*** Given text ***

By merging causal genetics with network control theory, this study reveals hidden drivers of long COVID, offering new insight into why the condition affects patients so differently.
Study: Integrative multi-omics framework for causal gene discovery in Long COVID. Image credit: Daisy Daisy/Shutterstock.com
The coronavirus disease 2019 (COVID-19) pandemic took a heavy toll on human life and health beginning in 2020. Though the severity of the pandemic has faded, its long-term sequelae continue to plague hundreds of thousands of survivors.
A recent study published in the journal PLoS Computational Biology examines the genes underlying the risk for long COVID, using multi-omics tools.
Long COVID affects millions with diverse lingering symptoms
Post-Acute Sequelae of SARS-CoV-2 Infection (PASC), also known as long COVID, refers to persistent or new symptoms that occur following infection with the severe acute respiratory syndrome coronavirus 2 (SARS-CoV-2). It affects up to 20 % of people who contract this infection, even in subclinical form.
However, the reported prevalence varies because of the different definitions issued by various organizations, including the World Health Organization (WHO) and the National Institute for Health and Care Excellence (NICE)

*** End of Given text ***
*** Provided records ***

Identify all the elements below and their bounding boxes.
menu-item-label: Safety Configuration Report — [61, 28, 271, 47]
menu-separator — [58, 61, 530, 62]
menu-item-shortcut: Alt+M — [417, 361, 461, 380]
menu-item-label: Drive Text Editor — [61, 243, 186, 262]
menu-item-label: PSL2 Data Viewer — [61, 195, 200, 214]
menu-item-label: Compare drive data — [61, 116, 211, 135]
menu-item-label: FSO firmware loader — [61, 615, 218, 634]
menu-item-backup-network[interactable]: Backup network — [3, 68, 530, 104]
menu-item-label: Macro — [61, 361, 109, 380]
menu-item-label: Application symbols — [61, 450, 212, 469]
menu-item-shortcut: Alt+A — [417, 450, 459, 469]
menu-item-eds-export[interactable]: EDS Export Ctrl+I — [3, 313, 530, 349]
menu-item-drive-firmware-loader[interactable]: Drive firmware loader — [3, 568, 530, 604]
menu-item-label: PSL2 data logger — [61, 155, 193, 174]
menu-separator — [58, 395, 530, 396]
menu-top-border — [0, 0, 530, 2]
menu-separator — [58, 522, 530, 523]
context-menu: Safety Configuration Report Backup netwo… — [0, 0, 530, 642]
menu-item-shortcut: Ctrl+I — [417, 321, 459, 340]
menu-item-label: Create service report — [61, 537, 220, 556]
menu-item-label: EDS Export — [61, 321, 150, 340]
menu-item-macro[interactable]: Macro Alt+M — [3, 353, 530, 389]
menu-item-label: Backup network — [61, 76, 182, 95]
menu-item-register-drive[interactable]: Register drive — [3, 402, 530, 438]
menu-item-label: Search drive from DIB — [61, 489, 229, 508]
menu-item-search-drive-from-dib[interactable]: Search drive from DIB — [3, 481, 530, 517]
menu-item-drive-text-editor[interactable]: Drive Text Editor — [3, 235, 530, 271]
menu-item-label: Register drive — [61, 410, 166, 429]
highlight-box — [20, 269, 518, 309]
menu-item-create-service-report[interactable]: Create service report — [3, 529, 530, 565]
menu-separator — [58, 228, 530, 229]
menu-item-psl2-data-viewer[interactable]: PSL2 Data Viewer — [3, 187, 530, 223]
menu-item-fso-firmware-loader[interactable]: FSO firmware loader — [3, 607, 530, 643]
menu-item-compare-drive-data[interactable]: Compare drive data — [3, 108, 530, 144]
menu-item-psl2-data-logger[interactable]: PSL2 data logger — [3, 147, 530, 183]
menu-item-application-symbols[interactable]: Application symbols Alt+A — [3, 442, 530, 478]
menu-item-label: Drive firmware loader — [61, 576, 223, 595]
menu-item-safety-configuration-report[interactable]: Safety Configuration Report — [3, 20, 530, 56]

*** End of Provided records ***

**Exercise 1**
Say whether each statement agrees with the long COVID article, answering yes or no and quoting the deciding words: (a) Long COVID affects up to 20 % of people who contract SARS-CoV-2. (b) The study appeared in the journal Nature Medicine. (c) The reported prevalence of long COVID is the same no matter which organization defines it.
**Exercise 2**
Reproduce the part of the long COVID article starting with "Study: Integrative multi-omics" and going on through "thousands of survivors.".
The listing is separate from the long COVID article.

**Written solution 1**
(a) Yes: "It affects up to 20 % of people who contract this infection, even in subclinical form."
(b) No: "A recent study published in the journal PLoS Computational Biology examines the genes underlying the risk for long COVID, using multi-omics tools."
(c) No: "However, the reported prevalence varies because of the different definitions issued by various organizations"

**Written solution 2**
Study: Integrative multi-omics framework for causal gene discovery in Long COVID. Image credit: Daisy Daisy/Shutterstock.com
The coronavirus disease 2019 (COVID-19) pandemic took a heavy toll on human life and health beginning in 2020. Though the severity of the pandemic has faded, its long-term sequelae continue to plague hundreds of thousands of survivors.